++++ Text to read ++++
The FEH on Confirmation
The Bank, of course, objected to the Debtors’ plan and disclosure statements. In fact, the Bank filed two objections totaling more than 80 pages. In those filings, the Bank raised the same arguments in its motion for stay (although the jurisdiction argument is nowhere to be found). On the first day of the trial, the Bank reiterated its objections. The Court overruled the Bank’s objections preliminarily and proceeded to hold an eight-day trial on confirmation and the Debtors’ lender liability adversary proceeding.
The Court issued tentative findings of fact and conclusions of law on the final day of trial and then ordered the parties to mediation. When mediation was ultimately unsuccessful, on December 30, 2014, the Court issued its findings of fact and conclusions of law confirming the Debtors’ chapter 11 plan.  The Court left certain issues in the lender liability adversary proceeding unresolved. Those issues can only inure to the Debtors’ benefit here. The Bank has appealed the Court’s confirmation ruling and now seeks a stay of that ruling pending appeal.
++++
• [Task to complete]:
From the text on the Bank's objections and the confirmation ruling, reproduce the passage starting at "The Court issued tentative" and ending at "ruling pending appeal.".
++++ Source excerpt ++++
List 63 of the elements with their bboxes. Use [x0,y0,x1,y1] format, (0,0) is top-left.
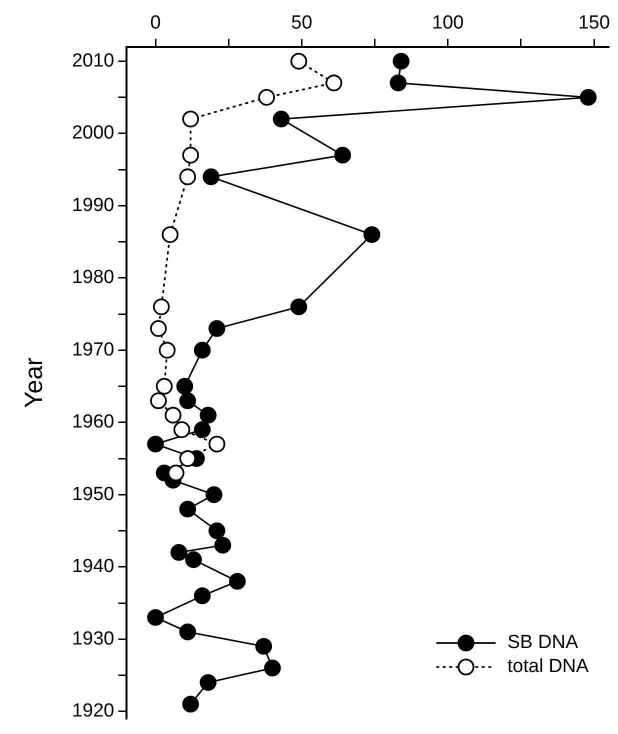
++++
• [Exercise result]:
The Court issued tentative findings of fact and conclusions of law on the final day of trial and then ordered the parties to mediation. When mediation was ultimately unsuccessful, on December 30, 2014, the Court issued its findings of fact and conclusions of law confirming the Debtors’ chapter 11 plan.  The Court left certain issues in the lender liability adversary proceeding unresolved. Those issues can only inure to the Debtors’ benefit here. The Bank has appealed the Court’s confirmation ruling and now seeks a stay of that ruling pending appeal.